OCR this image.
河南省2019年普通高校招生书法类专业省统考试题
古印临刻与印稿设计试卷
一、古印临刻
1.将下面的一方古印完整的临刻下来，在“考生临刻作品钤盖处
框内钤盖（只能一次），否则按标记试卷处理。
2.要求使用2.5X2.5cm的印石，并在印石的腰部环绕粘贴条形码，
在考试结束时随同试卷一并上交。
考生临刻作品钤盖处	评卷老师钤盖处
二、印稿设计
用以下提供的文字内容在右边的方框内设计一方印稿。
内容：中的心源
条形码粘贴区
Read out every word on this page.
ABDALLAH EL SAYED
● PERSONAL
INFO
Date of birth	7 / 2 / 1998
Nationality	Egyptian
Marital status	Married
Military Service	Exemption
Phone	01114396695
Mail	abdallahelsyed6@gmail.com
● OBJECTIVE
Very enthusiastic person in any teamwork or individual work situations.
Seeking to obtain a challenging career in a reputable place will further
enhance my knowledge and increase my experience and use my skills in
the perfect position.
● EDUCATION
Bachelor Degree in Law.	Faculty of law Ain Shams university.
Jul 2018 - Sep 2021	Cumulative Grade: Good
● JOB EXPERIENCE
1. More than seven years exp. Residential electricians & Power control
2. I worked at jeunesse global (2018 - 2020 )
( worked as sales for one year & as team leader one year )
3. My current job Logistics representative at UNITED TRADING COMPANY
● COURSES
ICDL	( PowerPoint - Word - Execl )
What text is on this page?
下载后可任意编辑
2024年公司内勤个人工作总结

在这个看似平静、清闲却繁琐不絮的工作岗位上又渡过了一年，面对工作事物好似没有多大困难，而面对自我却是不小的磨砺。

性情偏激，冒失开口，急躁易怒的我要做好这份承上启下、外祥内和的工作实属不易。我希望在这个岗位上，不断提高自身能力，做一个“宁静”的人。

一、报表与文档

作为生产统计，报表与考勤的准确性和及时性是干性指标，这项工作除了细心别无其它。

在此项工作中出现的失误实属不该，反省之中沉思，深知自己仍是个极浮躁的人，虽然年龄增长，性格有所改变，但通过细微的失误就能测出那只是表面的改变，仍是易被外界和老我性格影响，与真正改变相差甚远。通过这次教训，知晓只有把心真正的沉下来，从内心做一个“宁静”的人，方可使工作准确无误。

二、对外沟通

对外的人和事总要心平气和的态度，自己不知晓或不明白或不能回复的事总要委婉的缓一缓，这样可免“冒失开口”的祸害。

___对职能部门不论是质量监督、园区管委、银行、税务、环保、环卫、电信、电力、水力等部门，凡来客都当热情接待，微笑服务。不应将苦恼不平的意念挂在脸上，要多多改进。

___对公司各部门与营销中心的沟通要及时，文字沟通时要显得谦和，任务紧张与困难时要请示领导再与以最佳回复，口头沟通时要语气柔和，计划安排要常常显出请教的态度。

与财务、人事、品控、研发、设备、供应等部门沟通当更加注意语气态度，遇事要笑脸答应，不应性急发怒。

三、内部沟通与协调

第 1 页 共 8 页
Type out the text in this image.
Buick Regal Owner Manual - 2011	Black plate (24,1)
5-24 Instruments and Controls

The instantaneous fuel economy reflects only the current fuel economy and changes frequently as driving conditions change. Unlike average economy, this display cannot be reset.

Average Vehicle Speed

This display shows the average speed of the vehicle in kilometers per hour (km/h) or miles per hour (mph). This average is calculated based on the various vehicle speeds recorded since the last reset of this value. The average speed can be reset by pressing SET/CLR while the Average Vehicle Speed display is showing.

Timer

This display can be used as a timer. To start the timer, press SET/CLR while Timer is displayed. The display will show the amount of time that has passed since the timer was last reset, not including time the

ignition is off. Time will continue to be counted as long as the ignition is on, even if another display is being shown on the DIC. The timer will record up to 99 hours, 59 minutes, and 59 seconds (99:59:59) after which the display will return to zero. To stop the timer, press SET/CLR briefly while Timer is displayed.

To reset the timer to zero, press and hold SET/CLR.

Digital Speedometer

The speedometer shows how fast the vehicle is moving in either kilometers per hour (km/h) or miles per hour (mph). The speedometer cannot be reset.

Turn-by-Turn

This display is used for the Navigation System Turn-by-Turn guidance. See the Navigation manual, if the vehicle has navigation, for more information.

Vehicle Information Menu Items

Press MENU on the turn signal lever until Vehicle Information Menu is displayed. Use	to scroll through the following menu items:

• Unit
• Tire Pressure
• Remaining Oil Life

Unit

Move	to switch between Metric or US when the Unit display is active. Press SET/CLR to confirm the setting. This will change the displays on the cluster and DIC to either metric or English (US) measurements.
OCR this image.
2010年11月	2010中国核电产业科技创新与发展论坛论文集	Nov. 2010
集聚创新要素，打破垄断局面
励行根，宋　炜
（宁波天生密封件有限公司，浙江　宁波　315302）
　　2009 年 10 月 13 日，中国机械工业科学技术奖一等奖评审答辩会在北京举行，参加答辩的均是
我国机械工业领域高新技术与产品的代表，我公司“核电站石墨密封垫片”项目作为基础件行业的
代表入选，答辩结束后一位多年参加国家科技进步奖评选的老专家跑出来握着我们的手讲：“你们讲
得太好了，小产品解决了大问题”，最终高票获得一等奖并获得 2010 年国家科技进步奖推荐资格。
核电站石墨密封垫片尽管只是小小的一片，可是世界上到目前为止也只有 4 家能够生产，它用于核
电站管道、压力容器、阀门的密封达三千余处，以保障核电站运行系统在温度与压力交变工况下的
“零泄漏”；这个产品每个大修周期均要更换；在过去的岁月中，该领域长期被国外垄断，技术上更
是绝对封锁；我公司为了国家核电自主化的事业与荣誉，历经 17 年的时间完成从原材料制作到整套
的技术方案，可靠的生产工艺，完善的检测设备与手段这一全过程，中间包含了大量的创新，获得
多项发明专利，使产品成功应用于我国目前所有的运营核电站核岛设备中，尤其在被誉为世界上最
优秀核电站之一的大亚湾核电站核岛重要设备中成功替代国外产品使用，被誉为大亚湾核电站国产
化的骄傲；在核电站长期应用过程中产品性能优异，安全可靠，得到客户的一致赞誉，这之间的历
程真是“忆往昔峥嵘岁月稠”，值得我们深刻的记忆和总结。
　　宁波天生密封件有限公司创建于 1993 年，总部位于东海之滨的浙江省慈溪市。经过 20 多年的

···

Repeat the listing in full, keeping every line exactly as it is.

OCR this image.
河南省2019年普通高校招生书法类专业省统考试题
古印临刻与印稿设计试卷
一、古印临刻
1.将下面的一方古印完整的临刻下来，在“考生临刻作品钤盖处
框内钤盖（只能一次），否则按标记试卷处理。
2.要求使用2.5X2.5cm的印石，并在印石的腰部环绕粘贴条形码，
在考试结束时随同试卷一并上交。
考生临刻作品钤盖处	评卷老师钤盖处
二、印稿设计
用以下提供的文字内容在右边的方框内设计一方印稿。
内容：中的心源
条形码粘贴区
Read out every word on this page.
ABDALLAH EL SAYED
● PERSONAL
INFO
Date of birth	7 / 2 / 1998
Nationality	Egyptian
Marital status	Married
Military Service	Exemption
Phone	01114396695
Mail	abdallahelsyed6@gmail.com
● OBJECTIVE
Very enthusiastic person in any teamwork or individual work situations.
Seeking to obtain a challenging career in a reputable place will further
enhance my knowledge and increase my experience and use my skills in
the perfect position.
● EDUCATION
Bachelor Degree in Law.	Faculty of law Ain Shams university.
Jul 2018 - Sep 2021	Cumulative Grade: Good
● JOB EXPERIENCE
1. More than seven years exp. Residential electricians & Power control
2. I worked at jeunesse global (2018 - 2020 )
( worked as sales for one year & as team leader one year )
3. My current job Logistics representative at UNITED TRADING COMPANY
● COURSES
ICDL	( PowerPoint - Word - Execl )
What text is on this page?
下载后可任意编辑
2024年公司内勤个人工作总结

在这个看似平静、清闲却繁琐不絮的工作岗位上又渡过了一年，面对工作事物好似没有多大困难，而面对自我却是不小的磨砺。

性情偏激，冒失开口，急躁易怒的我要做好这份承上启下、外祥内和的工作实属不易。我希望在这个岗位上，不断提高自身能力，做一个“宁静”的人。

一、报表与文档

作为生产统计，报表与考勤的准确性和及时性是干性指标，这项工作除了细心别无其它。

在此项工作中出现的失误实属不该，反省之中沉思，深知自己仍是个极浮躁的人，虽然年龄增长，性格有所改变，但通过细微的失误就能测出那只是表面的改变，仍是易被外界和老我性格影响，与真正改变相差甚远。通过这次教训，知晓只有把心真正的沉下来，从内心做一个“宁静”的人，方可使工作准确无误。

二、对外沟通

对外的人和事总要心平气和的态度，自己不知晓或不明白或不能回复的事总要委婉的缓一缓，这样可免“冒失开口”的祸害。

___对职能部门不论是质量监督、园区管委、银行、税务、环保、环卫、电信、电力、水力等部门，凡来客都当热情接待，微笑服务。不应将苦恼不平的意念挂在脸上，要多多改进。

___对公司各部门与营销中心的沟通要及时，文字沟通时要显得谦和，任务紧张与困难时要请示领导再与以最佳回复，口头沟通时要语气柔和，计划安排要常常显出请教的态度。

与财务、人事、品控、研发、设备、供应等部门沟通当更加注意语气态度，遇事要笑脸答应，不应性急发怒。

三、内部沟通与协调

第 1 页 共 8 页
Type out the text in this image.
Buick Regal Owner Manual - 2011	Black plate (24,1)
5-24 Instruments and Controls

The instantaneous fuel economy reflects only the current fuel economy and changes frequently as driving conditions change. Unlike average economy, this display cannot be reset.

Average Vehicle Speed

This display shows the average speed of the vehicle in kilometers per hour (km/h) or miles per hour (mph). This average is calculated based on the various vehicle speeds recorded since the last reset of this value. The average speed can be reset by pressing SET/CLR while the Average Vehicle Speed display is showing.

Timer

This display can be used as a timer. To start the timer, press SET/CLR while Timer is displayed. The display will show the amount of time that has passed since the timer was last reset, not including time the

ignition is off. Time will continue to be counted as long as the ignition is on, even if another display is being shown on the DIC. The timer will record up to 99 hours, 59 minutes, and 59 seconds (99:59:59) after which the display will return to zero. To stop the timer, press SET/CLR briefly while Timer is displayed.

To reset the timer to zero, press and hold SET/CLR.

Digital Speedometer

The speedometer shows how fast the vehicle is moving in either kilometers per hour (km/h) or miles per hour (mph). The speedometer cannot be reset.

Turn-by-Turn

This display is used for the Navigation System Turn-by-Turn guidance. See the Navigation manual, if the vehicle has navigation, for more information.

Vehicle Information Menu Items

Press MENU on the turn signal lever until Vehicle Information Menu is displayed. Use	to scroll through the following menu items:

• Unit
• Tire Pressure
• Remaining Oil Life

Unit

Move	to switch between Metric or US when the Unit display is active. Press SET/CLR to confirm the setting. This will change the displays on the cluster and DIC to either metric or English (US) measurements.
OCR this image.
2010年11月	2010中国核电产业科技创新与发展论坛论文集	Nov. 2010
集聚创新要素，打破垄断局面
励行根，宋　炜
（宁波天生密封件有限公司，浙江　宁波　315302）
　　2009 年 10 月 13 日，中国机械工业科学技术奖一等奖评审答辩会在北京举行，参加答辩的均是
我国机械工业领域高新技术与产品的代表，我公司“核电站石墨密封垫片”项目作为基础件行业的
代表入选，答辩结束后一位多年参加国家科技进步奖评选的老专家跑出来握着我们的手讲：“你们讲
得太好了，小产品解决了大问题”，最终高票获得一等奖并获得 2010 年国家科技进步奖推荐资格。
核电站石墨密封垫片尽管只是小小的一片，可是世界上到目前为止也只有 4 家能够生产，它用于核
电站管道、压力容器、阀门的密封达三千余处，以保障核电站运行系统在温度与压力交变工况下的
“零泄漏”；这个产品每个大修周期均要更换；在过去的岁月中，该领域长期被国外垄断，技术上更
是绝对封锁；我公司为了国家核电自主化的事业与荣誉，历经 17 年的时间完成从原材料制作到整套
的技术方案，可靠的生产工艺，完善的检测设备与手段这一全过程，中间包含了大量的创新，获得
多项发明专利，使产品成功应用于我国目前所有的运营核电站核岛设备中，尤其在被誉为世界上最
优秀核电站之一的大亚湾核电站核岛重要设备中成功替代国外产品使用，被誉为大亚湾核电站国产
化的骄傲；在核电站长期应用过程中产品性能优异，安全可靠，得到客户的一致赞誉，这之间的历
程真是“忆往昔峥嵘岁月稠”，值得我们深刻的记忆和总结。
　　宁波天生密封件有限公司创建于 1993 年，总部位于东海之滨的浙江省慈溪市。经过 20 多年的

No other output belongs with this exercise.